> [What you will do]
Write the data out again, exactly as given.

> [Dataset records]
>>>
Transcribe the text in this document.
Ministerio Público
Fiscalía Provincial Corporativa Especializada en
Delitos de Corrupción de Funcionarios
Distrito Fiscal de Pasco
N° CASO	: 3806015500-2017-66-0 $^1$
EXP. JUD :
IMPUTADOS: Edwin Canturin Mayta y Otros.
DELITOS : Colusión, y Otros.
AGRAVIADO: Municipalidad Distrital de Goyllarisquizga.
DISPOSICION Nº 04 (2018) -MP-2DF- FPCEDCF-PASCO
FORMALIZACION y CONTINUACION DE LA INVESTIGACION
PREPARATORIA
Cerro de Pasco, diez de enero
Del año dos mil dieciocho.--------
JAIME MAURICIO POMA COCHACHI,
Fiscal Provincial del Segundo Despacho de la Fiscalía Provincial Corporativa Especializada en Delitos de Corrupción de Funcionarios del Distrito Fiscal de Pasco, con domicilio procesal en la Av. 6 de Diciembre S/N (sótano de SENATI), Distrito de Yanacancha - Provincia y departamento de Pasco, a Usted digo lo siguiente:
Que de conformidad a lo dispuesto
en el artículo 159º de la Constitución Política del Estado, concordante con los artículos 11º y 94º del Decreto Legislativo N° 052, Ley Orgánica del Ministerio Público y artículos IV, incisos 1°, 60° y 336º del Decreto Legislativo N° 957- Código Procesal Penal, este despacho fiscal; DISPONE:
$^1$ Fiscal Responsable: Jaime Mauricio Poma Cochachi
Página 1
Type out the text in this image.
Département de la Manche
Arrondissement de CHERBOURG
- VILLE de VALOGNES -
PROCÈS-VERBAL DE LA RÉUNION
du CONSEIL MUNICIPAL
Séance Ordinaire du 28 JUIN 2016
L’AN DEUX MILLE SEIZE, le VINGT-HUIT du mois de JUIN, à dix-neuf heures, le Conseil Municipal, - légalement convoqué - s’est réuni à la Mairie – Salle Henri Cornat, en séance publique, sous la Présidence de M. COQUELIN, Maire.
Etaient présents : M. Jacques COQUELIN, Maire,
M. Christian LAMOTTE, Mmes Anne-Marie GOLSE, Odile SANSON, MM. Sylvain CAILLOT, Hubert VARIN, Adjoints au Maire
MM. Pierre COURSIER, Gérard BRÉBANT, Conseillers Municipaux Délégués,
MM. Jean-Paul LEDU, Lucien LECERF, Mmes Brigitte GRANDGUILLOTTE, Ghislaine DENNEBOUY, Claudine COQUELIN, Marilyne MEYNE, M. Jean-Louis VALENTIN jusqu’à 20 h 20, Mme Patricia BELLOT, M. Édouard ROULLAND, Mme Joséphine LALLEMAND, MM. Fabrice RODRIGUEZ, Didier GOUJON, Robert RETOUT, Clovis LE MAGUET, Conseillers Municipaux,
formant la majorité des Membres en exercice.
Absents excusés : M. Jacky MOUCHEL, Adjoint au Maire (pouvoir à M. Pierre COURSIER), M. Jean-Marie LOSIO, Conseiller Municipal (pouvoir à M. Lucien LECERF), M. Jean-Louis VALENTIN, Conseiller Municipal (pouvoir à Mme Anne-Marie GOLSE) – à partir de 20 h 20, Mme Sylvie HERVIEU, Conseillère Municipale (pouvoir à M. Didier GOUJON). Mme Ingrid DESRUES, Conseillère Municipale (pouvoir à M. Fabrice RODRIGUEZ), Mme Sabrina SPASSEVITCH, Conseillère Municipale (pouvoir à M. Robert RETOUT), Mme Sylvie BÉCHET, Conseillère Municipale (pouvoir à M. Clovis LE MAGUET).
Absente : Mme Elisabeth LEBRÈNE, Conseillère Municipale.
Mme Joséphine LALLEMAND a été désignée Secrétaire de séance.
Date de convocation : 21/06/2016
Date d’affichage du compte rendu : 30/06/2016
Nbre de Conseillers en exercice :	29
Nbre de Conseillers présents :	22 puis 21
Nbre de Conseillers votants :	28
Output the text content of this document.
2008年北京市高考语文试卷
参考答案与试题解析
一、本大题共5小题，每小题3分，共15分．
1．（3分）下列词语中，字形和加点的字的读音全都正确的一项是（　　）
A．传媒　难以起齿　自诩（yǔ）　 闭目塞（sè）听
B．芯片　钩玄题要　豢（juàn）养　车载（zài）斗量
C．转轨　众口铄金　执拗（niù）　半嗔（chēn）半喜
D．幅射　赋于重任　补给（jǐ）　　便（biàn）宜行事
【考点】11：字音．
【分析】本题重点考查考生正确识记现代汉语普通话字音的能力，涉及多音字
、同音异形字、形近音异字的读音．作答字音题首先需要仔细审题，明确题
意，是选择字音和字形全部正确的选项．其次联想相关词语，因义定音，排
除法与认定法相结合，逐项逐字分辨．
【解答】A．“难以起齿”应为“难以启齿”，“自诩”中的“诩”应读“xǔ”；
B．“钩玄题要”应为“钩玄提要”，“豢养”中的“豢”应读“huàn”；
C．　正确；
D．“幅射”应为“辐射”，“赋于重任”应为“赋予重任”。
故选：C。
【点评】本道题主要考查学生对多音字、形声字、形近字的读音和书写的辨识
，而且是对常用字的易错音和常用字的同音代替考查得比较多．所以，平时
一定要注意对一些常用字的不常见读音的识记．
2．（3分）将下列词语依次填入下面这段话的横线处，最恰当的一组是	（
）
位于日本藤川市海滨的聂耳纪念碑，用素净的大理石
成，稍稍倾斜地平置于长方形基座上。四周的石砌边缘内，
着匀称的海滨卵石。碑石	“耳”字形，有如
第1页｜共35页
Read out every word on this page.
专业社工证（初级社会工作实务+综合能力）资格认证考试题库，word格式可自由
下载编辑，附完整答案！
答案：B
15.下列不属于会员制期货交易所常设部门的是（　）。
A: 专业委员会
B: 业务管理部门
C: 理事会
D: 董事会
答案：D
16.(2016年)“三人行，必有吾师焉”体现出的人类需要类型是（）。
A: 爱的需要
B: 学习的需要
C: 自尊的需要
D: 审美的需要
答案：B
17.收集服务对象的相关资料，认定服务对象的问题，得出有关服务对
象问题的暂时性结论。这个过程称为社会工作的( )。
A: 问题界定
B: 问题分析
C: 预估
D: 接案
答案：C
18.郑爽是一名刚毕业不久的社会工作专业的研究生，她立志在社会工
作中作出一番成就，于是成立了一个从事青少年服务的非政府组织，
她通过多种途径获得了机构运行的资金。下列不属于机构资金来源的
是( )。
<<<
> [Solution to the exercise]
Transcribe the text in this document.
Ministerio Público
Fiscalía Provincial Corporativa Especializada en
Delitos de Corrupción de Funcionarios
Distrito Fiscal de Pasco
N° CASO	: 3806015500-2017-66-0 $^1$
EXP. JUD :
IMPUTADOS: Edwin Canturin Mayta y Otros.
DELITOS : Colusión, y Otros.
AGRAVIADO: Municipalidad Distrital de Goyllarisquizga.
DISPOSICION Nº 04 (2018) -MP-2DF- FPCEDCF-PASCO
FORMALIZACION y CONTINUACION DE LA INVESTIGACION
PREPARATORIA
Cerro de Pasco, diez de enero
Del año dos mil dieciocho.--------
JAIME MAURICIO POMA COCHACHI,
Fiscal Provincial del Segundo Despacho de la Fiscalía Provincial Corporativa Especializada en Delitos de Corrupción de Funcionarios del Distrito Fiscal de Pasco, con domicilio procesal en la Av. 6 de Diciembre S/N (sótano de SENATI), Distrito de Yanacancha - Provincia y departamento de Pasco, a Usted digo lo siguiente:
Que de conformidad a lo dispuesto
en el artículo 159º de la Constitución Política del Estado, concordante con los artículos 11º y 94º del Decreto Legislativo N° 052, Ley Orgánica del Ministerio Público y artículos IV, incisos 1°, 60° y 336º del Decreto Legislativo N° 957- Código Procesal Penal, este despacho fiscal; DISPONE:
$^1$ Fiscal Responsable: Jaime Mauricio Poma Cochachi
Página 1
Type out the text in this image.
Département de la Manche
Arrondissement de CHERBOURG
- VILLE de VALOGNES -
PROCÈS-VERBAL DE LA RÉUNION
du CONSEIL MUNICIPAL
Séance Ordinaire du 28 JUIN 2016
L’AN DEUX MILLE SEIZE, le VINGT-HUIT du mois de JUIN, à dix-neuf heures, le Conseil Municipal, - légalement convoqué - s’est réuni à la Mairie – Salle Henri Cornat, en séance publique, sous la Présidence de M. COQUELIN, Maire.
Etaient présents : M. Jacques COQUELIN, Maire,
M. Christian LAMOTTE, Mmes Anne-Marie GOLSE, Odile SANSON, MM. Sylvain CAILLOT, Hubert VARIN, Adjoints au Maire
MM. Pierre COURSIER, Gérard BRÉBANT, Conseillers Municipaux Délégués,
MM. Jean-Paul LEDU, Lucien LECERF, Mmes Brigitte GRANDGUILLOTTE, Ghislaine DENNEBOUY, Claudine COQUELIN, Marilyne MEYNE, M. Jean-Louis VALENTIN jusqu’à 20 h 20, Mme Patricia BELLOT, M. Édouard ROULLAND, Mme Joséphine LALLEMAND, MM. Fabrice RODRIGUEZ, Didier GOUJON, Robert RETOUT, Clovis LE MAGUET, Conseillers Municipaux,
formant la majorité des Membres en exercice.
Absents excusés : M. Jacky MOUCHEL, Adjoint au Maire (pouvoir à M. Pierre COURSIER), M. Jean-Marie LOSIO, Conseiller Municipal (pouvoir à M. Lucien LECERF), M. Jean-Louis VALENTIN, Conseiller Municipal (pouvoir à Mme Anne-Marie GOLSE) – à partir de 20 h 20, Mme Sylvie HERVIEU, Conseillère Municipale (pouvoir à M. Didier GOUJON). Mme Ingrid DESRUES, Conseillère Municipale (pouvoir à M. Fabrice RODRIGUEZ), Mme Sabrina SPASSEVITCH, Conseillère Municipale (pouvoir à M. Robert RETOUT), Mme Sylvie BÉCHET, Conseillère Municipale (pouvoir à M. Clovis LE MAGUET).
Absente : Mme Elisabeth LEBRÈNE, Conseillère Municipale.
Mme Joséphine LALLEMAND a été désignée Secrétaire de séance.
Date de convocation : 21/06/2016
Date d’affichage du compte rendu : 30/06/2016
Nbre de Conseillers en exercice :	29
Nbre de Conseillers présents :	22 puis 21
Nbre de Conseillers votants :	28
Output the text content of this document.
2008年北京市高考语文试卷
参考答案与试题解析
一、本大题共5小题，每小题3分，共15分．
1．（3分）下列词语中，字形和加点的字的读音全都正确的一项是（　　）
A．传媒　难以起齿　自诩（yǔ）　 闭目塞（sè）听
B．芯片　钩玄题要　豢（juàn）养　车载（zài）斗量
C．转轨　众口铄金　执拗（niù）　半嗔（chēn）半喜
D．幅射　赋于重任　补给（jǐ）　　便（biàn）宜行事
【考点】11：字音．
【分析】本题重点考查考生正确识记现代汉语普通话字音的能力，涉及多音字
、同音异形字、形近音异字的读音．作答字音题首先需要仔细审题，明确题
意，是选择字音和字形全部正确的选项．其次联想相关词语，因义定音，排
除法与认定法相结合，逐项逐字分辨．
【解答】A．“难以起齿”应为“难以启齿”，“自诩”中的“诩”应读“xǔ”；
B．“钩玄题要”应为“钩玄提要”，“豢养”中的“豢”应读“huàn”；
C．　正确；
D．“幅射”应为“辐射”，“赋于重任”应为“赋予重任”。
故选：C。
【点评】本道题主要考查学生对多音字、形声字、形近字的读音和书写的辨识
，而且是对常用字的易错音和常用字的同音代替考查得比较多．所以，平时
一定要注意对一些常用字的不常见读音的识记．
2．（3分）将下列词语依次填入下面这段话的横线处，最恰当的一组是	（
）
位于日本藤川市海滨的聂耳纪念碑，用素净的大理石
成，稍稍倾斜地平置于长方形基座上。四周的石砌边缘内，
着匀称的海滨卵石。碑石	“耳”字形，有如
第1页｜共35页
Read out every word on this page.
专业社工证（初级社会工作实务+综合能力）资格认证考试题库，word格式可自由
下载编辑，附完整答案！
答案：B
15.下列不属于会员制期货交易所常设部门的是（　）。
A: 专业委员会
B: 业务管理部门
C: 理事会
D: 董事会
答案：D
16.(2016年)“三人行，必有吾师焉”体现出的人类需要类型是（）。
A: 爱的需要
B: 学习的需要
C: 自尊的需要
D: 审美的需要
答案：B
17.收集服务对象的相关资料，认定服务对象的问题，得出有关服务对
象问题的暂时性结论。这个过程称为社会工作的( )。
A: 问题界定
B: 问题分析
C: 预估
D: 接案
答案：C
18.郑爽是一名刚毕业不久的社会工作专业的研究生，她立志在社会工
作中作出一番成就，于是成立了一个从事青少年服务的非政府组织，
她通过多种途径获得了机构运行的资金。下列不属于机构资金来源的
是( )。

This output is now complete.